WHAT IS ASKED => In every row, change "heatmap-cell" to "grid-cell" and leave everything else as it is. Leave the pictures out of your answer.

· · · · · · ·

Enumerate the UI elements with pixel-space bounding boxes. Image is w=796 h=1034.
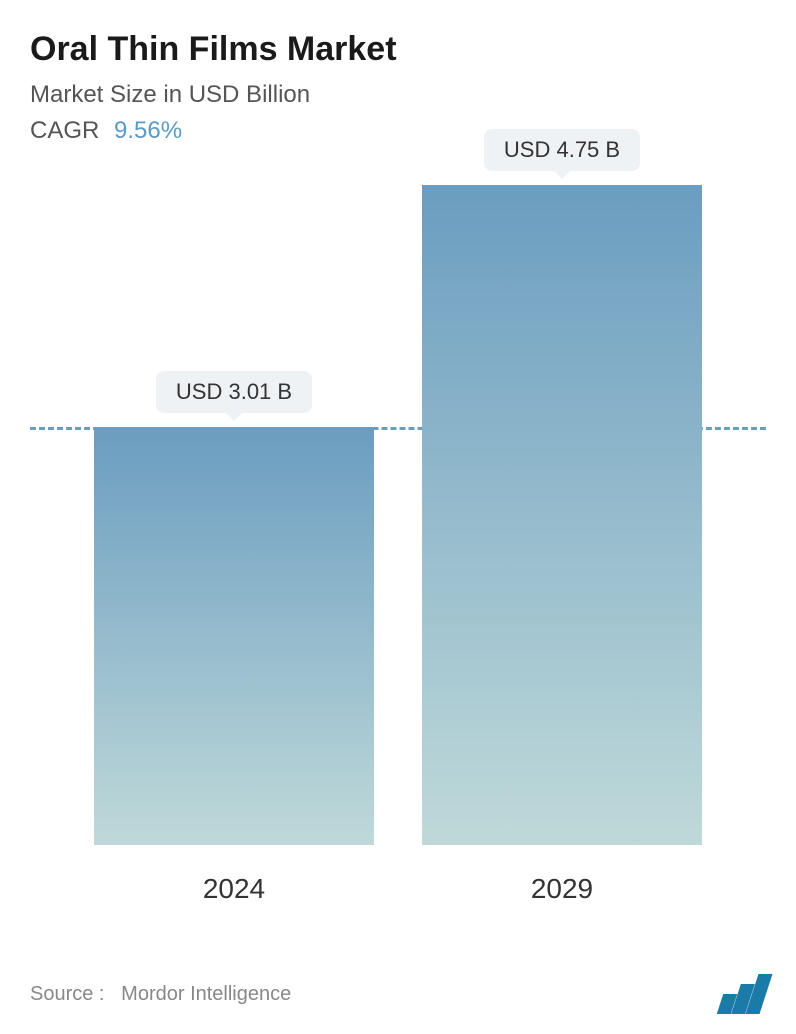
bar-value-label: USD 3.01 B bbox=[156, 371, 312, 413]
chart-footer: Source : Mordor Intelligence bbox=[30, 974, 766, 1014]
chart-title: Oral Thin Films Market bbox=[30, 30, 766, 69]
chart-area: USD 3.01 BUSD 4.75 B 2024 2029 bbox=[30, 185, 766, 905]
x-axis-label: 2029 bbox=[422, 873, 702, 905]
source-label: Source : bbox=[30, 983, 104, 1005]
bar-group: USD 3.01 B bbox=[94, 371, 374, 845]
source-text: Source : Mordor Intelligence bbox=[30, 983, 291, 1006]
bar-value-label: USD 4.75 B bbox=[484, 129, 640, 171]
x-axis-labels: 2024 2029 bbox=[30, 873, 766, 905]
source-name: Mordor Intelligence bbox=[121, 983, 291, 1005]
bar bbox=[94, 427, 374, 845]
bars-container: USD 3.01 BUSD 4.75 B bbox=[30, 185, 766, 845]
cagr-value: 9.56% bbox=[114, 117, 182, 144]
brand-logo bbox=[720, 974, 766, 1014]
bar bbox=[422, 185, 702, 845]
chart-subtitle: Market Size in USD Billion bbox=[30, 81, 766, 109]
bar-group: USD 4.75 B bbox=[422, 129, 702, 845]
x-axis-label: 2024 bbox=[94, 873, 374, 905]
cagr-label: CAGR bbox=[30, 117, 99, 144]
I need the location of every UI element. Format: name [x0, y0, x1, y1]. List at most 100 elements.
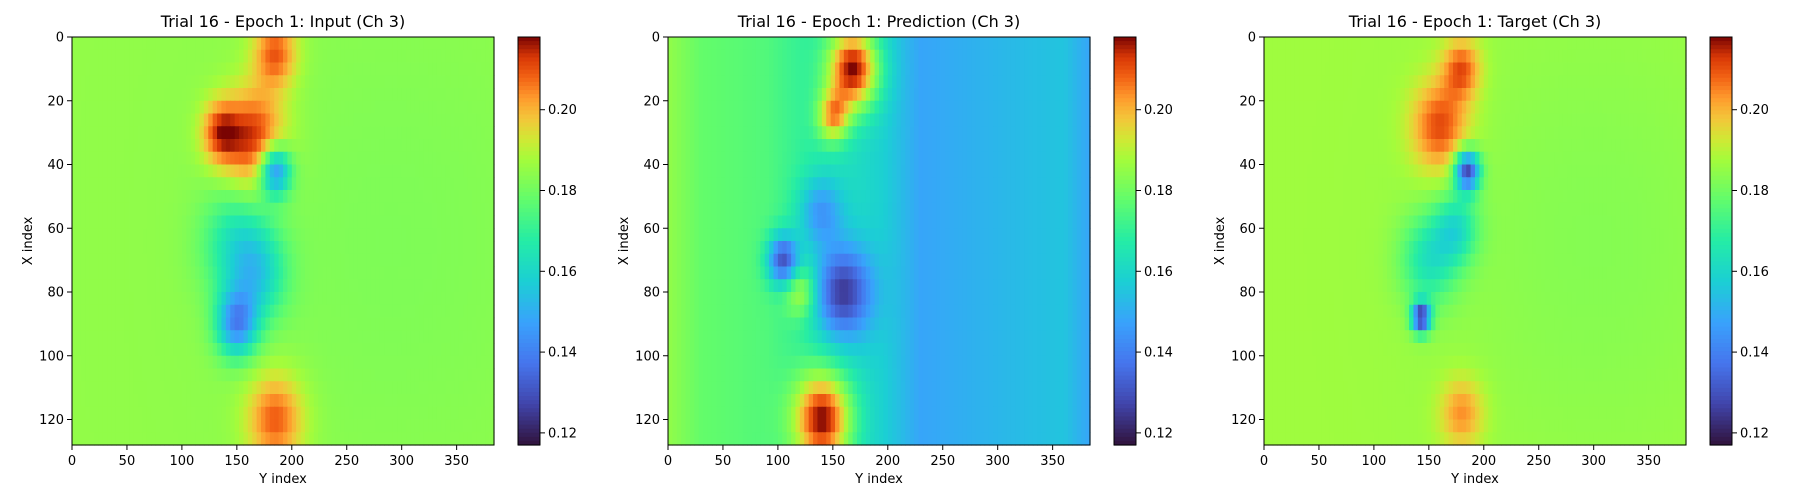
- heatmap-cell: [450, 190, 456, 204]
- heatmap-cell: [962, 139, 968, 153]
- heatmap-cell: [269, 279, 275, 293]
- heatmap-cell: [278, 215, 284, 229]
- heatmap-cell: [283, 368, 288, 382]
- heatmap-cell: [485, 151, 491, 166]
- heatmap-cell: [111, 75, 117, 89]
- heatmap-cell: [450, 139, 456, 153]
- heatmap-cell: [406, 228, 412, 242]
- heatmap-cell: [159, 419, 165, 433]
- heatmap-cell: [773, 49, 779, 64]
- heatmap-cell: [892, 37, 898, 51]
- heatmap-cell: [436, 151, 442, 166]
- heatmap-cell: [830, 164, 836, 178]
- heatmap-cell: [406, 241, 412, 255]
- heatmap-cell: [98, 190, 104, 204]
- heatmap-cell: [733, 228, 739, 242]
- heatmap-cell: [283, 279, 288, 293]
- heatmap-cell: [362, 304, 368, 319]
- heatmap-cell: [269, 151, 275, 166]
- heatmap-cell: [331, 368, 337, 382]
- heatmap-cell: [151, 355, 157, 370]
- heatmap-cell: [124, 368, 130, 382]
- heatmap-cell: [962, 202, 968, 217]
- heatmap-cell: [366, 330, 372, 344]
- heatmap-cell: [133, 139, 139, 153]
- heatmap-cell: [124, 62, 130, 76]
- heatmap-cell: [480, 151, 486, 166]
- heatmap-cell: [335, 394, 341, 408]
- heatmap-cell: [234, 100, 240, 115]
- heatmap-cell: [997, 139, 1003, 153]
- heatmap-cell: [384, 317, 390, 331]
- heatmap-cell: [164, 406, 170, 421]
- heatmap-cell: [225, 88, 231, 102]
- heatmap-cell: [124, 406, 130, 421]
- heatmap-cell: [993, 113, 999, 127]
- heatmap-cell: [786, 37, 792, 51]
- heatmap-cell: [733, 62, 739, 76]
- heatmap-cell: [472, 126, 478, 140]
- heatmap-cell: [230, 151, 236, 166]
- heatmap-cell: [278, 151, 284, 166]
- heatmap-cell: [98, 177, 104, 191]
- heatmap-cell: [830, 215, 836, 229]
- heatmap-cell: [177, 419, 183, 433]
- heatmap-cell: [107, 62, 113, 76]
- colorbar-segment: [518, 216, 540, 222]
- heatmap-cell: [953, 215, 959, 229]
- heatmap-cell: [181, 113, 187, 127]
- heatmap-cell: [936, 202, 942, 217]
- heatmap-cell: [173, 164, 179, 178]
- heatmap-cell: [423, 253, 429, 268]
- heatmap-cell: [401, 75, 407, 89]
- heatmap-cell: [181, 177, 187, 191]
- heatmap-cell: [309, 330, 315, 344]
- heatmap-cell: [480, 279, 486, 293]
- heatmap-cell: [742, 164, 748, 178]
- heatmap-cell: [865, 215, 871, 229]
- heatmap-cell: [694, 164, 700, 178]
- heatmap-cell: [689, 139, 695, 153]
- heatmap-cell: [230, 139, 236, 153]
- heatmap-cell: [366, 355, 372, 370]
- heatmap-cell: [733, 75, 739, 89]
- heatmap-cell: [243, 381, 249, 395]
- heatmap-cell: [795, 49, 801, 64]
- heatmap-cell: [450, 406, 456, 421]
- heatmap-cell: [852, 202, 858, 217]
- heatmap-cell: [905, 88, 911, 102]
- heatmap-cell: [265, 279, 271, 293]
- heatmap-cell: [375, 406, 381, 421]
- heatmap-cell: [98, 381, 104, 395]
- heatmap-cell: [304, 139, 310, 153]
- heatmap-cell: [318, 419, 324, 433]
- heatmap-cell: [791, 177, 797, 191]
- heatmap-cell: [120, 164, 126, 178]
- heatmap-cell: [1037, 100, 1043, 115]
- heatmap-cell: [472, 215, 478, 229]
- heatmap-cell: [199, 368, 205, 382]
- heatmap-cell: [340, 406, 346, 421]
- heatmap-cell: [958, 100, 964, 115]
- heatmap-cell: [375, 100, 381, 115]
- heatmap-cell: [335, 100, 341, 115]
- heatmap-cell: [949, 126, 955, 140]
- heatmap-cell: [922, 253, 928, 268]
- heatmap-cell: [406, 75, 412, 89]
- heatmap-cell: [199, 139, 205, 153]
- heatmap-cell: [85, 49, 91, 64]
- heatmap-cell: [164, 88, 170, 102]
- heatmap-cell: [441, 266, 447, 280]
- heatmap-cell: [681, 37, 687, 51]
- heatmap-cell: [129, 228, 135, 242]
- heatmap-cell: [1024, 241, 1030, 255]
- heatmap-cell: [450, 381, 456, 395]
- heatmap-cell: [1059, 75, 1065, 89]
- heatmap-cell: [896, 62, 902, 76]
- heatmap-cell: [406, 304, 412, 319]
- heatmap-cell: [181, 266, 187, 280]
- heatmap-cell: [852, 151, 858, 166]
- heatmap-cell: [931, 190, 937, 204]
- heatmap-cell: [944, 177, 950, 191]
- heatmap-cell: [441, 126, 447, 140]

· · · · · · ·

RESPONSE BELOW =>
Enumerate the UI elements with pixel-space bounding boxes. Image is w=796 h=1034.
bar-value-label: USD 3.01 B bbox=[156, 371, 312, 413]
chart-footer: Source : Mordor Intelligence bbox=[30, 974, 766, 1014]
chart-title: Oral Thin Films Market bbox=[30, 30, 766, 69]
chart-area: USD 3.01 BUSD 4.75 B 2024 2029 bbox=[30, 185, 766, 905]
x-axis-label: 2029 bbox=[422, 873, 702, 905]
source-label: Source : bbox=[30, 983, 104, 1005]
bar-group: USD 3.01 B bbox=[94, 371, 374, 845]
source-text: Source : Mordor Intelligence bbox=[30, 983, 291, 1006]
bar-value-label: USD 4.75 B bbox=[484, 129, 640, 171]
x-axis-labels: 2024 2029 bbox=[30, 873, 766, 905]
source-name: Mordor Intelligence bbox=[121, 983, 291, 1005]
bar bbox=[94, 427, 374, 845]
bars-container: USD 3.01 BUSD 4.75 B bbox=[30, 185, 766, 845]
cagr-value: 9.56% bbox=[114, 117, 182, 144]
brand-logo bbox=[720, 974, 766, 1014]
bar bbox=[422, 185, 702, 845]
chart-subtitle: Market Size in USD Billion bbox=[30, 81, 766, 109]
bar-group: USD 4.75 B bbox=[422, 129, 702, 845]
x-axis-label: 2024 bbox=[94, 873, 374, 905]
cagr-label: CAGR bbox=[30, 117, 99, 144]
I need the location of every UI element. Format: name [x0, y0, x1, y1]. List at most 100 elements.
- grid-cell: [450, 190, 456, 204]
- grid-cell: [962, 139, 968, 153]
- grid-cell: [269, 279, 275, 293]
- grid-cell: [278, 215, 284, 229]
- grid-cell: [283, 368, 288, 382]
- grid-cell: [485, 151, 491, 166]
- grid-cell: [111, 75, 117, 89]
- grid-cell: [450, 139, 456, 153]
- grid-cell: [406, 228, 412, 242]
- grid-cell: [159, 419, 165, 433]
- grid-cell: [773, 49, 779, 64]
- grid-cell: [892, 37, 898, 51]
- grid-cell: [436, 151, 442, 166]
- grid-cell: [830, 164, 836, 178]
- grid-cell: [406, 241, 412, 255]
- grid-cell: [98, 190, 104, 204]
- grid-cell: [733, 228, 739, 242]
- grid-cell: [283, 279, 288, 293]
- grid-cell: [362, 304, 368, 319]
- grid-cell: [269, 151, 275, 166]
- grid-cell: [331, 368, 337, 382]
- grid-cell: [151, 355, 157, 370]
- grid-cell: [124, 368, 130, 382]
- grid-cell: [962, 202, 968, 217]
- grid-cell: [366, 330, 372, 344]
- grid-cell: [133, 139, 139, 153]
- grid-cell: [124, 62, 130, 76]
- grid-cell: [480, 151, 486, 166]
- grid-cell: [335, 394, 341, 408]
- grid-cell: [234, 100, 240, 115]
- grid-cell: [997, 139, 1003, 153]
- grid-cell: [384, 317, 390, 331]
- grid-cell: [164, 406, 170, 421]
- grid-cell: [225, 88, 231, 102]
- grid-cell: [124, 406, 130, 421]
- grid-cell: [993, 113, 999, 127]
- grid-cell: [786, 37, 792, 51]
- grid-cell: [733, 62, 739, 76]
- grid-cell: [472, 126, 478, 140]
- grid-cell: [230, 151, 236, 166]
- grid-cell: [278, 151, 284, 166]
- grid-cell: [98, 177, 104, 191]
- grid-cell: [830, 215, 836, 229]
- grid-cell: [177, 419, 183, 433]
- grid-cell: [107, 62, 113, 76]
- colorbar-segment: [518, 216, 540, 222]
- grid-cell: [953, 215, 959, 229]
- grid-cell: [181, 113, 187, 127]
- grid-cell: [936, 202, 942, 217]
- grid-cell: [173, 164, 179, 178]
- grid-cell: [423, 253, 429, 268]
- grid-cell: [401, 75, 407, 89]
- grid-cell: [181, 177, 187, 191]
- grid-cell: [309, 330, 315, 344]
- grid-cell: [480, 279, 486, 293]
- grid-cell: [742, 164, 748, 178]
- grid-cell: [865, 215, 871, 229]
- grid-cell: [694, 164, 700, 178]
- grid-cell: [689, 139, 695, 153]
- grid-cell: [230, 139, 236, 153]
- grid-cell: [366, 355, 372, 370]
- grid-cell: [733, 75, 739, 89]
- grid-cell: [243, 381, 249, 395]
- grid-cell: [795, 49, 801, 64]
- grid-cell: [450, 406, 456, 421]
- grid-cell: [852, 202, 858, 217]
- grid-cell: [905, 88, 911, 102]
- grid-cell: [265, 279, 271, 293]
- grid-cell: [375, 406, 381, 421]
- grid-cell: [98, 381, 104, 395]
- grid-cell: [304, 139, 310, 153]
- grid-cell: [318, 419, 324, 433]
- grid-cell: [791, 177, 797, 191]
- grid-cell: [120, 164, 126, 178]
- grid-cell: [1037, 100, 1043, 115]
- grid-cell: [472, 215, 478, 229]
- grid-cell: [199, 368, 205, 382]
- grid-cell: [340, 406, 346, 421]
- grid-cell: [958, 100, 964, 115]
- grid-cell: [375, 100, 381, 115]
- grid-cell: [335, 100, 341, 115]
- grid-cell: [949, 126, 955, 140]
- grid-cell: [922, 253, 928, 268]
- grid-cell: [406, 75, 412, 89]
- grid-cell: [199, 139, 205, 153]
- grid-cell: [85, 49, 91, 64]
- grid-cell: [164, 88, 170, 102]
- grid-cell: [441, 266, 447, 280]
- grid-cell: [681, 37, 687, 51]
- grid-cell: [129, 228, 135, 242]
- grid-cell: [1024, 241, 1030, 255]
- grid-cell: [450, 381, 456, 395]
- grid-cell: [1059, 75, 1065, 89]
- grid-cell: [896, 62, 902, 76]
- grid-cell: [406, 304, 412, 319]
- grid-cell: [181, 266, 187, 280]
- grid-cell: [852, 151, 858, 166]
- grid-cell: [931, 190, 937, 204]
- grid-cell: [944, 177, 950, 191]
- grid-cell: [441, 126, 447, 140]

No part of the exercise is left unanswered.